▶ Raw records:
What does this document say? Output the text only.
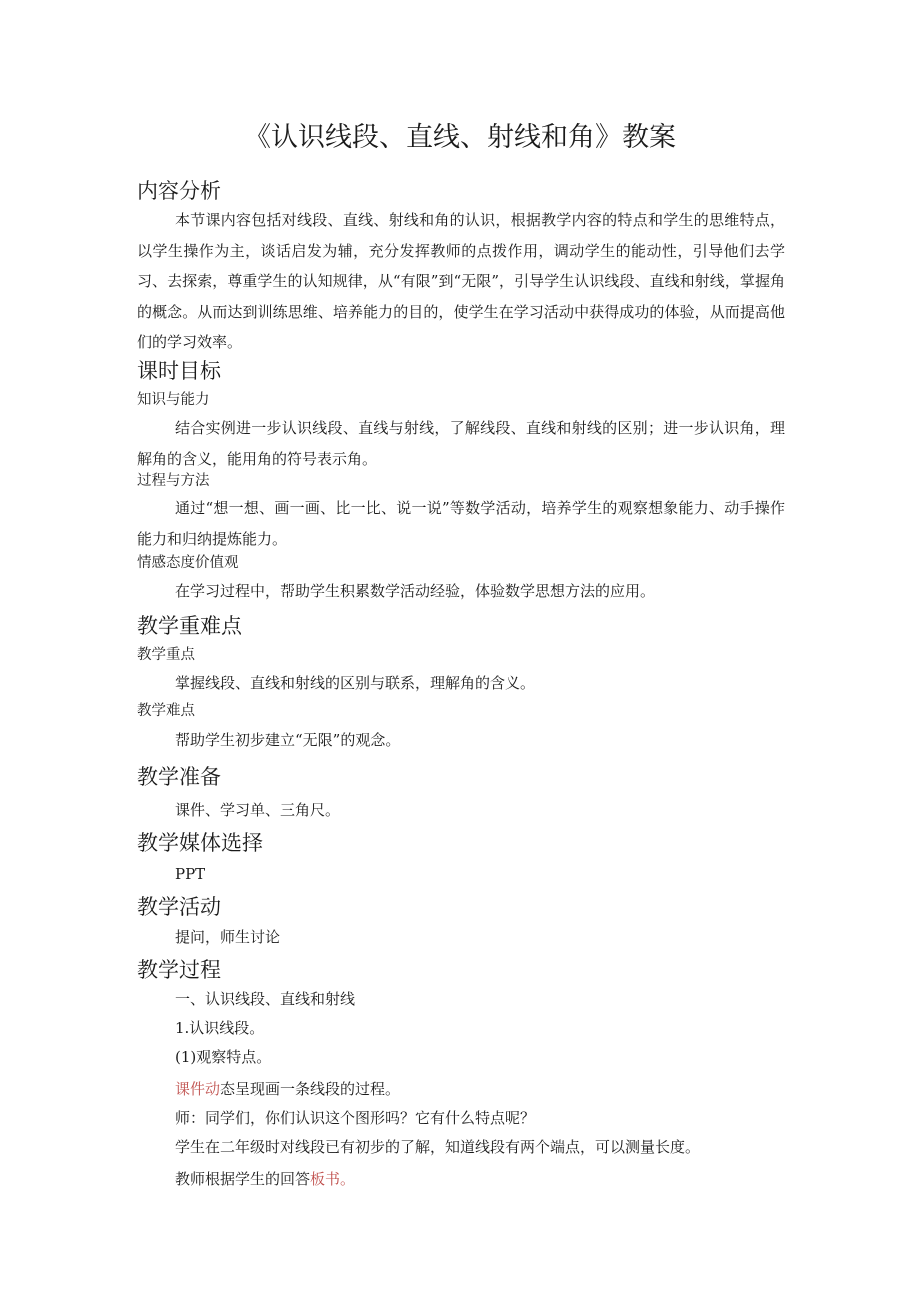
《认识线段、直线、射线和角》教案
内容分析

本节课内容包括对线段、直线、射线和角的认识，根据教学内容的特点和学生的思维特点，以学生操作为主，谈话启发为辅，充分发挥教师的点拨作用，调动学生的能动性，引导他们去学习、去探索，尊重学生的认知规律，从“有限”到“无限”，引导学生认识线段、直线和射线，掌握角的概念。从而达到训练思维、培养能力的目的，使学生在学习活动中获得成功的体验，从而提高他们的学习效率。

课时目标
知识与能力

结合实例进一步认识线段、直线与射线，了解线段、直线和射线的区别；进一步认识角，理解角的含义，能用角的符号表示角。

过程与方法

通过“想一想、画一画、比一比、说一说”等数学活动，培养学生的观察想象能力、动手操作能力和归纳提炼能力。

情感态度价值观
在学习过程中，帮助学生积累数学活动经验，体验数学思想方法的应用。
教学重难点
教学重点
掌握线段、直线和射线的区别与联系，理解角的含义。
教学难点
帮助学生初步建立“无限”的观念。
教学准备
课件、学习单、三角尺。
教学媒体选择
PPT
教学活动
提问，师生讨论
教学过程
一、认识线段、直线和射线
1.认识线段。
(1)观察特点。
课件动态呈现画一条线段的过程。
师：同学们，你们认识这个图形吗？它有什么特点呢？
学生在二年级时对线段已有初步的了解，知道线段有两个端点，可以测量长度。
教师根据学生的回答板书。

--

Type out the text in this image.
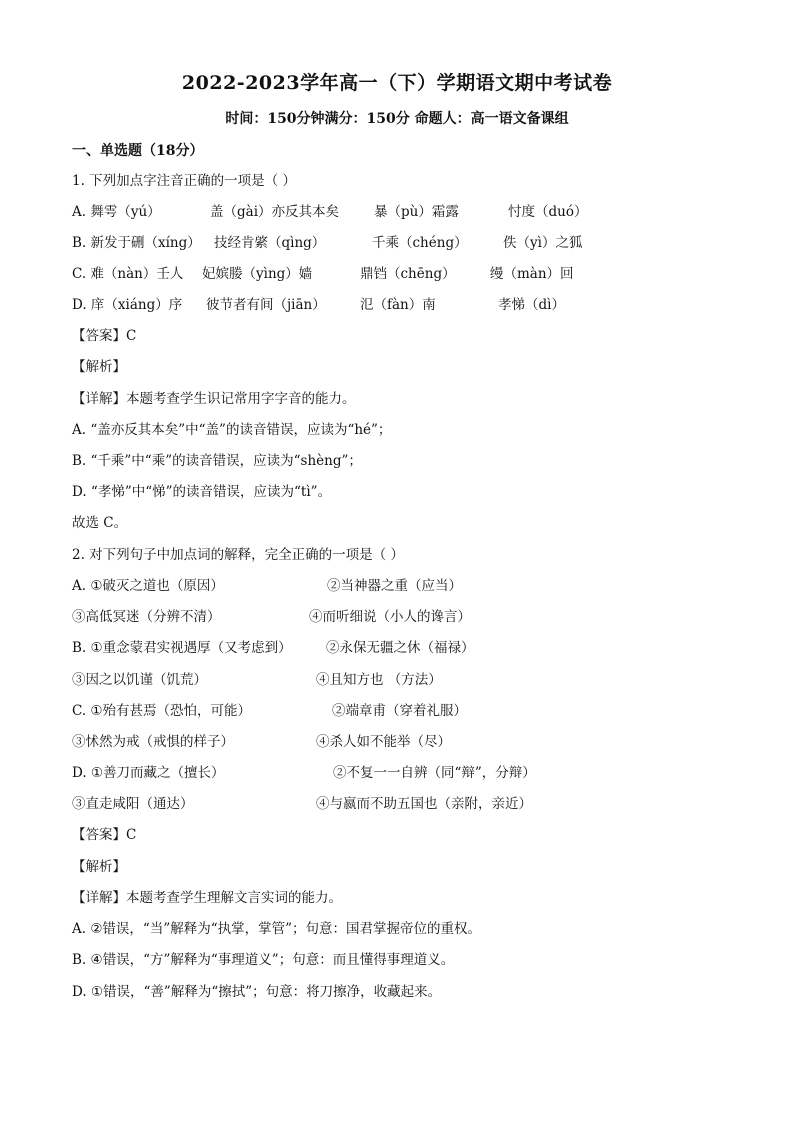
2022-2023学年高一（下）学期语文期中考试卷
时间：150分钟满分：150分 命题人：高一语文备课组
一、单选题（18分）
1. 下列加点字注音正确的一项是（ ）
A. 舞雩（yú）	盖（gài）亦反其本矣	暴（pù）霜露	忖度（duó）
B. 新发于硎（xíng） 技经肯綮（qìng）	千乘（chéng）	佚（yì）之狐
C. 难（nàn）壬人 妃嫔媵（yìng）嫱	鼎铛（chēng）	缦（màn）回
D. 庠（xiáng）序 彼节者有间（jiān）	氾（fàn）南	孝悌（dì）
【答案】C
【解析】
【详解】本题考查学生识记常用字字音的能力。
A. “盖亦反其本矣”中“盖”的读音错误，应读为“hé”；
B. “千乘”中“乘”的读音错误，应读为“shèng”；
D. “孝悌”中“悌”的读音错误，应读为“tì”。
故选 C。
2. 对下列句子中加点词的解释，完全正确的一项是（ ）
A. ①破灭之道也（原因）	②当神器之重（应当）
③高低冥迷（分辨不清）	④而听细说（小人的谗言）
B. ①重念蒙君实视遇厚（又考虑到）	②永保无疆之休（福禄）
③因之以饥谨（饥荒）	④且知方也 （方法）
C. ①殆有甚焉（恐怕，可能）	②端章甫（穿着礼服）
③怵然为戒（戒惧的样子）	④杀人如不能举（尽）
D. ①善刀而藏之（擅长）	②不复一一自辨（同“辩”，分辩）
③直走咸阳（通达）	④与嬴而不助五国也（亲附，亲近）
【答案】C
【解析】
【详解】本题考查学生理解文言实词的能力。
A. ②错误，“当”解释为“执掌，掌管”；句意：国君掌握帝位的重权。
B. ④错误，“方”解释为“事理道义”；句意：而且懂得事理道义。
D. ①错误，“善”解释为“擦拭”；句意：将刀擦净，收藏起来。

==

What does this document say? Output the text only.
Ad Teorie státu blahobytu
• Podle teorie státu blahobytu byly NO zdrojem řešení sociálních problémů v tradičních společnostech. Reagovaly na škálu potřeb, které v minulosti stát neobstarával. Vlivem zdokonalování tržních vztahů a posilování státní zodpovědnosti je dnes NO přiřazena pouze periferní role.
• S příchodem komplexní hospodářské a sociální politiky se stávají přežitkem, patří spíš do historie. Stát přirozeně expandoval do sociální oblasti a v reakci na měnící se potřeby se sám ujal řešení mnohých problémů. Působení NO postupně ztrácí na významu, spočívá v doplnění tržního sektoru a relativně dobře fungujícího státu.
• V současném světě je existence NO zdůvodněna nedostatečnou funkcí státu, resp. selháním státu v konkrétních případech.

▶ THE PROBLEM:
Sift the material for lines with the string "的读音错误". Copy each one found.

▶ THE COMPLETED TASK:
A. “盖亦反其本矣”中“盖”的读音错误，应读为“hé”；
B. “千乘”中“乘”的读音错误，应读为“shèng”；
D. “孝悌”中“悌”的读音错误，应读为“tì”。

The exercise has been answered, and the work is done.